> [Job]: Check every line of the entries for "page", and copy the lines that hold it.

Dataset items:
▶

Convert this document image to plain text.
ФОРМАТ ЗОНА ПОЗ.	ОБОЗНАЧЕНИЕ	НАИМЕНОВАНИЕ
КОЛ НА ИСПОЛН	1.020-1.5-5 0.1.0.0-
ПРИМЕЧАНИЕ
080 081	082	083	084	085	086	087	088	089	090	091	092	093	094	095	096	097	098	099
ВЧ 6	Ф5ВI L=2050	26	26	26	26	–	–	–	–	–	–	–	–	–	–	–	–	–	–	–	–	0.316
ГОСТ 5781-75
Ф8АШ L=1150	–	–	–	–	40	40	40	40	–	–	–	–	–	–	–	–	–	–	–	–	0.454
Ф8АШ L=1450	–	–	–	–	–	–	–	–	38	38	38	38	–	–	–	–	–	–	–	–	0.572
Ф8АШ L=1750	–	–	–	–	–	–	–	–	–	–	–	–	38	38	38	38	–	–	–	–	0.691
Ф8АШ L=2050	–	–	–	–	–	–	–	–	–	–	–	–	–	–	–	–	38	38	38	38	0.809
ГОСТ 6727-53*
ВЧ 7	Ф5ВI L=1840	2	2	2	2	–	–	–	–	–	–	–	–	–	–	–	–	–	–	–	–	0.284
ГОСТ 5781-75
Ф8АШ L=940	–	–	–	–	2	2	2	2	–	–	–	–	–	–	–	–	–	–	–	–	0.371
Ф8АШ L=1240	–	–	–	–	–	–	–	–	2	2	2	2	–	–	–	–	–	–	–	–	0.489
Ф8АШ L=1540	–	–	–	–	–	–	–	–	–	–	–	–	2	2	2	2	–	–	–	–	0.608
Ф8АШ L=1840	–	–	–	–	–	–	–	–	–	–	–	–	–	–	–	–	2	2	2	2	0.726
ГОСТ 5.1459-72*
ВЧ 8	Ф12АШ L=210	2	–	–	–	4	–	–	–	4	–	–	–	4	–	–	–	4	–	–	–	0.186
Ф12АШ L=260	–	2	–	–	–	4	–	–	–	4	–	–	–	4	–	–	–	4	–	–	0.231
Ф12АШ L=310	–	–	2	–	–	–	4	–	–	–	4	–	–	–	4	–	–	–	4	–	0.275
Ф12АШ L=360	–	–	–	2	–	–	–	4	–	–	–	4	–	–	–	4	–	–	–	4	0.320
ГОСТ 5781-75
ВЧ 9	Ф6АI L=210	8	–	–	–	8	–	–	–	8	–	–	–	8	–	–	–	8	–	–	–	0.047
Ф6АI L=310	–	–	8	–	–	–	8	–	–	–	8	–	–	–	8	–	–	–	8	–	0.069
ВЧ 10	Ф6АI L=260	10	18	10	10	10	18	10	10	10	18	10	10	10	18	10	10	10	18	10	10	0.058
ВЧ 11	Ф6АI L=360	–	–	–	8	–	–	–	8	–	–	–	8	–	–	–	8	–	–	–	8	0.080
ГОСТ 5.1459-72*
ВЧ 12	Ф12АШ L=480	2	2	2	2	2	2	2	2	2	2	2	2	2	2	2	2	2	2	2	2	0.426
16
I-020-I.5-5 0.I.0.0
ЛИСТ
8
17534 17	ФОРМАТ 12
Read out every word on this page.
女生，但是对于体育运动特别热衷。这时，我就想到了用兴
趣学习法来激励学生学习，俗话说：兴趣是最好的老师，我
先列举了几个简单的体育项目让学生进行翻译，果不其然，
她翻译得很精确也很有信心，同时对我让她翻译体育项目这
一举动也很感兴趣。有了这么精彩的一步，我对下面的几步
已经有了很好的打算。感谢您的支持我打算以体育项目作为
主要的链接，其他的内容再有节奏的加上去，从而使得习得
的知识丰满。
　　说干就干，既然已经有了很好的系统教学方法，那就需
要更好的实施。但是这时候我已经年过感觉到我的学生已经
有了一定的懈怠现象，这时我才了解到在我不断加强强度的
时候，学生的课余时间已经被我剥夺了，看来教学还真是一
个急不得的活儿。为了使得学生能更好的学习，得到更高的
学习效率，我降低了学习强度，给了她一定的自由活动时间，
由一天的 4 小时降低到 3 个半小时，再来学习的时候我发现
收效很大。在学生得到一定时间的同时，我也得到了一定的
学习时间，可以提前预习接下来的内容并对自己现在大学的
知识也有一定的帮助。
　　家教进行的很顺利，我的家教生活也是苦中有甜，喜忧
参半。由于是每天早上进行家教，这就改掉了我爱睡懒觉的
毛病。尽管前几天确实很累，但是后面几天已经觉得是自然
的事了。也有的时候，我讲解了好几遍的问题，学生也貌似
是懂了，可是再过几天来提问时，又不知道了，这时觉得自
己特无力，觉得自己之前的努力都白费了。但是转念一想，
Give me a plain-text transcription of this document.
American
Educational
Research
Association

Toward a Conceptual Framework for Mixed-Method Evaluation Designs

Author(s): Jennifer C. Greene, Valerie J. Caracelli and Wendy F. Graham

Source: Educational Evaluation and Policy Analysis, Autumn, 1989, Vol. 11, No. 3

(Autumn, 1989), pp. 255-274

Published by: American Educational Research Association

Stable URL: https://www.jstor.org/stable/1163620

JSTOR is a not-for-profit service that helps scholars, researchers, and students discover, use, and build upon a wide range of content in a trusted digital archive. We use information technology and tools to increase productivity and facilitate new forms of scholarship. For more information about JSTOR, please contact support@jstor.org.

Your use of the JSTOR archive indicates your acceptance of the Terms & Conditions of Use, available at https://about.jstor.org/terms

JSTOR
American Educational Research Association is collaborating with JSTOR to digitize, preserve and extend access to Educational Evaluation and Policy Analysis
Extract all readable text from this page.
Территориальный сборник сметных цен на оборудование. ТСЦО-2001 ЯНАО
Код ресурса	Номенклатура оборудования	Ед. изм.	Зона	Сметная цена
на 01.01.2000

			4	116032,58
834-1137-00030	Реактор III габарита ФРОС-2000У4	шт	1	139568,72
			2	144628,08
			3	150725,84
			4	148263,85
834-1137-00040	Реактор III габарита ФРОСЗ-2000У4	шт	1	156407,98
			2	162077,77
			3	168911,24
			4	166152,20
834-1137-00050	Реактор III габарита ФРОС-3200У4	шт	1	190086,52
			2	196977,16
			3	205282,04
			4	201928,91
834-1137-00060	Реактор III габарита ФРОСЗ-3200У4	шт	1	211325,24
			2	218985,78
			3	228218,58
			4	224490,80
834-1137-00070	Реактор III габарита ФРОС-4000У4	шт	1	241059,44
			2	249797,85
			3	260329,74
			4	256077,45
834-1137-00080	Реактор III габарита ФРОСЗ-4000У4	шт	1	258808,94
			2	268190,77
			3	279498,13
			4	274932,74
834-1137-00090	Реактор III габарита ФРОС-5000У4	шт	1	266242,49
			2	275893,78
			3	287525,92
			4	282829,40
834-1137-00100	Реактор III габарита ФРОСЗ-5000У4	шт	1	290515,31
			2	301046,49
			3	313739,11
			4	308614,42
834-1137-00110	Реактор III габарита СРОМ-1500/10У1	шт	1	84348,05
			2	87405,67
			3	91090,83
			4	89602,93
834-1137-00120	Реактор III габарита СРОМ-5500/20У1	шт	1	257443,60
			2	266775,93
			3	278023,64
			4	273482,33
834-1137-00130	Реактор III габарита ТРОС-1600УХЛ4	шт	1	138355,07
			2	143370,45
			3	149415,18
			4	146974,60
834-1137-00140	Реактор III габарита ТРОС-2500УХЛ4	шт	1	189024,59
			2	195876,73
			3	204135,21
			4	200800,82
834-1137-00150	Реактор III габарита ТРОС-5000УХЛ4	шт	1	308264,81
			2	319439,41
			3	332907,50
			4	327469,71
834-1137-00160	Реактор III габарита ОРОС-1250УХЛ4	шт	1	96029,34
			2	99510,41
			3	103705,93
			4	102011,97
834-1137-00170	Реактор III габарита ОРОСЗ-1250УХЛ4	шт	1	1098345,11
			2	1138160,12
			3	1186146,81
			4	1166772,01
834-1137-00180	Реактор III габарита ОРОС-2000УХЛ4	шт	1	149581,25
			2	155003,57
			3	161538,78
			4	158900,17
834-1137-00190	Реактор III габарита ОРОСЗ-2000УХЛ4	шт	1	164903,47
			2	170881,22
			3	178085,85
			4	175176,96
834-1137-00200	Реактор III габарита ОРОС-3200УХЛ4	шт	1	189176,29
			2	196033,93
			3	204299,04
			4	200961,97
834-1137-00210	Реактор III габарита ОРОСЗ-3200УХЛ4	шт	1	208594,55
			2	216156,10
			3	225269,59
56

◀

> [Completed task]:
Read out every word on this page.
Extract all readable text from this page.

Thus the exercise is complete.